Data items
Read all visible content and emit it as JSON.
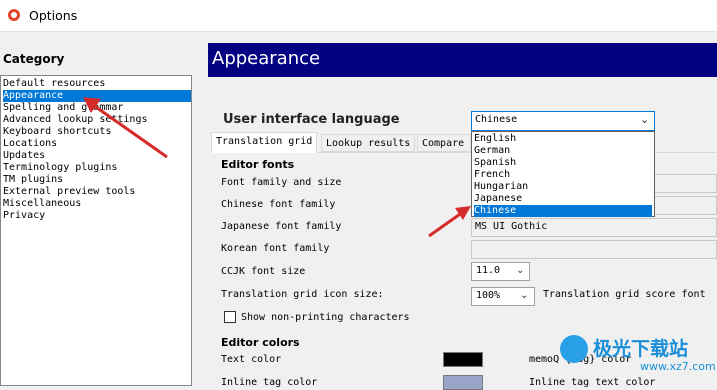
{
  "window": {
    "title": "Options"
  },
  "category": {
    "label": "Category",
    "items": [
      "Default resources",
      "Appearance",
      "Spelling and grammar",
      "Advanced lookup settings",
      "Keyboard shortcuts",
      "Locations",
      "Updates",
      "Terminology plugins",
      "TM plugins",
      "External preview tools",
      "Miscellaneous",
      "Privacy"
    ],
    "selected": "Appearance"
  },
  "header": {
    "title": "Appearance"
  },
  "ui_language": {
    "label": "User interface language",
    "value": "Chinese",
    "options": [
      "English",
      "German",
      "Spanish",
      "French",
      "Hungarian",
      "Japanese",
      "Chinese"
    ],
    "highlighted": "Chinese"
  },
  "tabs": [
    "Translation grid",
    "Lookup results",
    "Compare"
  ],
  "editor_fonts": {
    "title": "Editor fonts",
    "font_family_and_size": "Font family and size",
    "chinese_font_family": "Chinese font family",
    "japanese_font_family": "Japanese font family",
    "japanese_font_value": "MS UI Gothic",
    "korean_font_family": "Korean font family",
    "ccjk_font_size": "CCJK font size",
    "ccjk_font_size_value": "11.0",
    "grid_icon_size": "Translation grid icon size:",
    "grid_icon_size_value": "100%",
    "grid_score_font": "Translation grid score font",
    "show_non_printing": "Show non-printing characters"
  },
  "editor_colors": {
    "title": "Editor colors",
    "text_color": "Text color",
    "text_color_value": "#000000",
    "inline_tag_color": "Inline tag color",
    "inline_tag_color_value": "#9aa3c8",
    "memoq_tag_color": "memoQ {tag} color",
    "inline_tag_text_color": "Inline tag text color"
  },
  "watermark": {
    "text": "极光下载站",
    "url": "www.xz7.com"
  }
}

▶ Your goal
Transcribe all the records above word for word, without their images.

▶ Exercise answer
Read all visible content and emit it as JSON.
{
  "window": {
    "title": "Options"
  },
  "category": {
    "label": "Category",
    "items": [
      "Default resources",
      "Appearance",
      "Spelling and grammar",
      "Advanced lookup settings",
      "Keyboard shortcuts",
      "Locations",
      "Updates",
      "Terminology plugins",
      "TM plugins",
      "External preview tools",
      "Miscellaneous",
      "Privacy"
    ],
    "selected": "Appearance"
  },
  "header": {
    "title": "Appearance"
  },
  "ui_language": {
    "label": "User interface language",
    "value": "Chinese",
    "options": [
      "English",
      "German",
      "Spanish",
      "French",
      "Hungarian",
      "Japanese",
      "Chinese"
    ],
    "highlighted": "Chinese"
  },
  "tabs": [
    "Translation grid",
    "Lookup results",
    "Compare"
  ],
  "editor_fonts": {
    "title": "Editor fonts",
    "font_family_and_size": "Font family and size",
    "chinese_font_family": "Chinese font family",
    "japanese_font_family": "Japanese font family",
    "japanese_font_value": "MS UI Gothic",
    "korean_font_family": "Korean font family",
    "ccjk_font_size": "CCJK font size",
    "ccjk_font_size_value": "11.0",
    "grid_icon_size": "Translation grid icon size:",
    "grid_icon_size_value": "100%",
    "grid_score_font": "Translation grid score font",
    "show_non_printing": "Show non-printing characters"
  },
  "editor_colors": {
    "title": "Editor colors",
    "text_color": "Text color",
    "text_color_value": "#000000",
    "inline_tag_color": "Inline tag color",
    "inline_tag_color_value": "#9aa3c8",
    "memoq_tag_color": "memoQ {tag} color",
    "inline_tag_text_color": "Inline tag text color"
  },
  "watermark": {
    "text": "极光下载站",
    "url": "www.xz7.com"
  }
}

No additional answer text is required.